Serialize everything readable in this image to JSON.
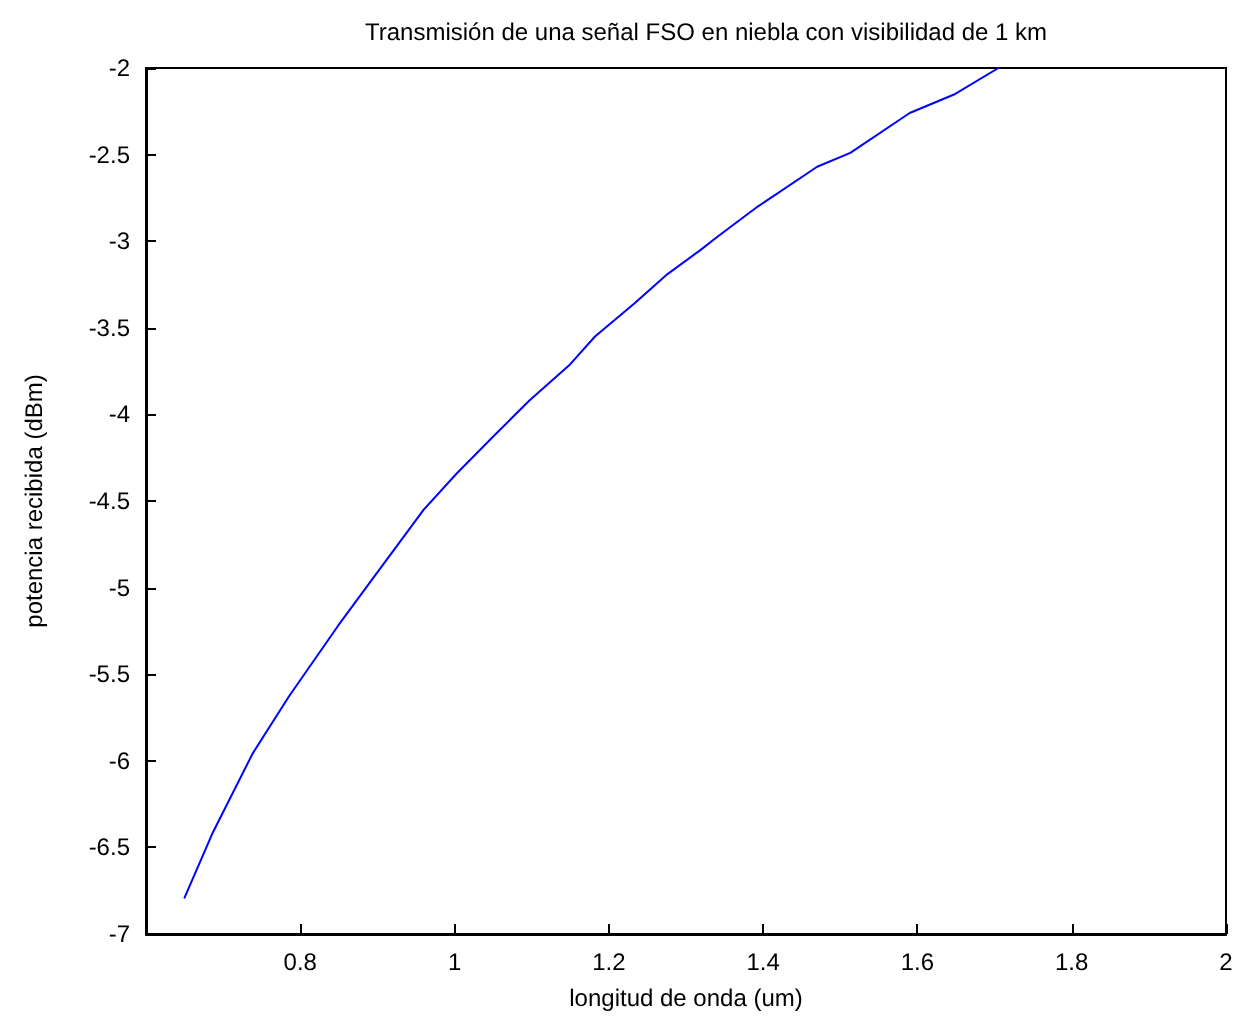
{
  "chart_data": {
    "type": "line",
    "title": "Transmisión de una señal FSO en niebla con visibilidad de 1 km",
    "xlabel": "longitud de onda (um)",
    "ylabel": "potencia recibida (dBm)",
    "x": [
      0.65,
      0.686,
      0.738,
      0.785,
      0.849,
      0.892,
      0.96,
      1.003,
      1.054,
      1.097,
      1.15,
      1.182,
      1.233,
      1.276,
      1.319,
      1.342,
      1.393,
      1.47,
      1.513,
      1.59,
      1.649,
      1.705
    ],
    "series": [
      {
        "color": "#0000ff",
        "values": [
          -6.79,
          -6.42,
          -5.96,
          -5.63,
          -5.22,
          -4.96,
          -4.55,
          -4.34,
          -4.11,
          -3.92,
          -3.71,
          -3.55,
          -3.36,
          -3.19,
          -3.05,
          -2.97,
          -2.8,
          -2.57,
          -2.49,
          -2.26,
          -2.15,
          -2.0
        ]
      }
    ],
    "xlim": [
      0.6,
      2
    ],
    "xticks": [
      0.8,
      1,
      1.2,
      1.4,
      1.6,
      1.8,
      2
    ],
    "ylim": [
      -7,
      -2
    ],
    "yticks": [
      -7,
      -6.5,
      -6,
      -5.5,
      -5,
      -4.5,
      -4,
      -3.5,
      -3,
      -2.5,
      -2
    ],
    "marker": "none",
    "line_style": "solid"
  }
}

------------------------------------------------------------

Task
Repeat verbatim all the material, but not the pictures.

The solution
Serialize everything readable in this image to JSON.
{
  "chart_data": {
    "type": "line",
    "title": "Transmisión de una señal FSO en niebla con visibilidad de 1 km",
    "xlabel": "longitud de onda (um)",
    "ylabel": "potencia recibida (dBm)",
    "x": [
      0.65,
      0.686,
      0.738,
      0.785,
      0.849,
      0.892,
      0.96,
      1.003,
      1.054,
      1.097,
      1.15,
      1.182,
      1.233,
      1.276,
      1.319,
      1.342,
      1.393,
      1.47,
      1.513,
      1.59,
      1.649,
      1.705
    ],
    "series": [
      {
        "color": "#0000ff",
        "values": [
          -6.79,
          -6.42,
          -5.96,
          -5.63,
          -5.22,
          -4.96,
          -4.55,
          -4.34,
          -4.11,
          -3.92,
          -3.71,
          -3.55,
          -3.36,
          -3.19,
          -3.05,
          -2.97,
          -2.8,
          -2.57,
          -2.49,
          -2.26,
          -2.15,
          -2.0
        ]
      }
    ],
    "xlim": [
      0.6,
      2
    ],
    "xticks": [
      0.8,
      1,
      1.2,
      1.4,
      1.6,
      1.8,
      2
    ],
    "ylim": [
      -7,
      -2
    ],
    "yticks": [
      -7,
      -6.5,
      -6,
      -5.5,
      -5,
      -4.5,
      -4,
      -3.5,
      -3,
      -2.5,
      -2
    ],
    "marker": "none",
    "line_style": "solid"
  }
}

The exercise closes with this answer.